▶ _Exercise data_:
◇ ◇ ◇ ◇ ◇ ◇ ◇

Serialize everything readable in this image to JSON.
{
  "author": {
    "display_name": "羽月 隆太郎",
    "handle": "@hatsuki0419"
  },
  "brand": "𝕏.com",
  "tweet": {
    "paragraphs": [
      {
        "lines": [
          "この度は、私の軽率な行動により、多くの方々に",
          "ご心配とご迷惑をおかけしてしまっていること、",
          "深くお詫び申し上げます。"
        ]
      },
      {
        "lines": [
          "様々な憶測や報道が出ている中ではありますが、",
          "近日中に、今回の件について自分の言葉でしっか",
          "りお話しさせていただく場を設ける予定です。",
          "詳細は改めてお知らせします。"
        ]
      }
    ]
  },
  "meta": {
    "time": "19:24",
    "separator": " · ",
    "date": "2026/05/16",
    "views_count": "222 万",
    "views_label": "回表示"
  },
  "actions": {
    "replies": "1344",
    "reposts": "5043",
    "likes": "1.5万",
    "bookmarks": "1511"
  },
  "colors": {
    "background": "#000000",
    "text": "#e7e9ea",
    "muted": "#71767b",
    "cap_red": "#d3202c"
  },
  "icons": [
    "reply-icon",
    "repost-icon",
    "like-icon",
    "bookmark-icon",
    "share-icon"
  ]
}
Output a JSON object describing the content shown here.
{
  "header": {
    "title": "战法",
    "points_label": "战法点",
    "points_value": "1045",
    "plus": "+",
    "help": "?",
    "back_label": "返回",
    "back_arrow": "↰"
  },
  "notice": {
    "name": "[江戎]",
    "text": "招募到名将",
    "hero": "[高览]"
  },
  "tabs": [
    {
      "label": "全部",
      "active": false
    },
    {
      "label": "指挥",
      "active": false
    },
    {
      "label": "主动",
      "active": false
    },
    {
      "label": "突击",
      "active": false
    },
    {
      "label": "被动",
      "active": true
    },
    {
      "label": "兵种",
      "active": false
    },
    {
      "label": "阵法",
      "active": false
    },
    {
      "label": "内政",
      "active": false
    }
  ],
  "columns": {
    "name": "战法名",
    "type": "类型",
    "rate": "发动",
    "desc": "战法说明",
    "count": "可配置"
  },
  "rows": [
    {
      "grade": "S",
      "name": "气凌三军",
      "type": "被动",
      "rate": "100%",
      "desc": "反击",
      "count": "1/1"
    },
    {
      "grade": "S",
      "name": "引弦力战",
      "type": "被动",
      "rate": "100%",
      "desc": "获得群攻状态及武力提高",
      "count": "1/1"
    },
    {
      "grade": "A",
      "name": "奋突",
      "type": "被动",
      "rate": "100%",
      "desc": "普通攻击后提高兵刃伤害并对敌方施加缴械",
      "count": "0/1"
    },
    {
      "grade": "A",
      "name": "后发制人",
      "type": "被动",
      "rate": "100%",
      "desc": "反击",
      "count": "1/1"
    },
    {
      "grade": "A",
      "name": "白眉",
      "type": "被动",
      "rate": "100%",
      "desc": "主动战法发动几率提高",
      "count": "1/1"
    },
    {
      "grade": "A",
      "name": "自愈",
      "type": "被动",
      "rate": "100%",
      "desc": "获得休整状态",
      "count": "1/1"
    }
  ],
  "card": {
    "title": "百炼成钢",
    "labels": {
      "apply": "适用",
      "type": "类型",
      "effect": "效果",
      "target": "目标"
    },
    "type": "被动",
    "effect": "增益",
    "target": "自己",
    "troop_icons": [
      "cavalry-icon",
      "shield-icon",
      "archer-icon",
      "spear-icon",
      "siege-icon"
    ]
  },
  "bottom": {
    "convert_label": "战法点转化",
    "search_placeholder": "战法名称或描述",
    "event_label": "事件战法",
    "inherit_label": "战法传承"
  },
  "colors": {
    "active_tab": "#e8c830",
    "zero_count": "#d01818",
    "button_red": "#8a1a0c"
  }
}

◇ ◇ ◇ ◇ ◇ ◇ ◇

▶ _Directions for this task_: Give a word-for-word copy of the records.

▶ _Correct answer_:
Serialize everything readable in this image to JSON.
{
  "author": {
    "display_name": "羽月 隆太郎",
    "handle": "@hatsuki0419"
  },
  "brand": "𝕏.com",
  "tweet": {
    "paragraphs": [
      {
        "lines": [
          "この度は、私の軽率な行動により、多くの方々に",
          "ご心配とご迷惑をおかけしてしまっていること、",
          "深くお詫び申し上げます。"
        ]
      },
      {
        "lines": [
          "様々な憶測や報道が出ている中ではありますが、",
          "近日中に、今回の件について自分の言葉でしっか",
          "りお話しさせていただく場を設ける予定です。",
          "詳細は改めてお知らせします。"
        ]
      }
    ]
  },
  "meta": {
    "time": "19:24",
    "separator": " · ",
    "date": "2026/05/16",
    "views_count": "222 万",
    "views_label": "回表示"
  },
  "actions": {
    "replies": "1344",
    "reposts": "5043",
    "likes": "1.5万",
    "bookmarks": "1511"
  },
  "colors": {
    "background": "#000000",
    "text": "#e7e9ea",
    "muted": "#71767b",
    "cap_red": "#d3202c"
  },
  "icons": [
    "reply-icon",
    "repost-icon",
    "like-icon",
    "bookmark-icon",
    "share-icon"
  ]
}
Output a JSON object describing the content shown here.
{
  "header": {
    "title": "战法",
    "points_label": "战法点",
    "points_value": "1045",
    "plus": "+",
    "help": "?",
    "back_label": "返回",
    "back_arrow": "↰"
  },
  "notice": {
    "name": "[江戎]",
    "text": "招募到名将",
    "hero": "[高览]"
  },
  "tabs": [
    {
      "label": "全部",
      "active": false
    },
    {
      "label": "指挥",
      "active": false
    },
    {
      "label": "主动",
      "active": false
    },
    {
      "label": "突击",
      "active": false
    },
    {
      "label": "被动",
      "active": true
    },
    {
      "label": "兵种",
      "active": false
    },
    {
      "label": "阵法",
      "active": false
    },
    {
      "label": "内政",
      "active": false
    }
  ],
  "columns": {
    "name": "战法名",
    "type": "类型",
    "rate": "发动",
    "desc": "战法说明",
    "count": "可配置"
  },
  "rows": [
    {
      "grade": "S",
      "name": "气凌三军",
      "type": "被动",
      "rate": "100%",
      "desc": "反击",
      "count": "1/1"
    },
    {
      "grade": "S",
      "name": "引弦力战",
      "type": "被动",
      "rate": "100%",
      "desc": "获得群攻状态及武力提高",
      "count": "1/1"
    },
    {
      "grade": "A",
      "name": "奋突",
      "type": "被动",
      "rate": "100%",
      "desc": "普通攻击后提高兵刃伤害并对敌方施加缴械",
      "count": "0/1"
    },
    {
      "grade": "A",
      "name": "后发制人",
      "type": "被动",
      "rate": "100%",
      "desc": "反击",
      "count": "1/1"
    },
    {
      "grade": "A",
      "name": "白眉",
      "type": "被动",
      "rate": "100%",
      "desc": "主动战法发动几率提高",
      "count": "1/1"
    },
    {
      "grade": "A",
      "name": "自愈",
      "type": "被动",
      "rate": "100%",
      "desc": "获得休整状态",
      "count": "1/1"
    }
  ],
  "card": {
    "title": "百炼成钢",
    "labels": {
      "apply": "适用",
      "type": "类型",
      "effect": "效果",
      "target": "目标"
    },
    "type": "被动",
    "effect": "增益",
    "target": "自己",
    "troop_icons": [
      "cavalry-icon",
      "shield-icon",
      "archer-icon",
      "spear-icon",
      "siege-icon"
    ]
  },
  "bottom": {
    "convert_label": "战法点转化",
    "search_placeholder": "战法名称或描述",
    "event_label": "事件战法",
    "inherit_label": "战法传承"
  },
  "colors": {
    "active_tab": "#e8c830",
    "zero_count": "#d01818",
    "button_red": "#8a1a0c"
  }
}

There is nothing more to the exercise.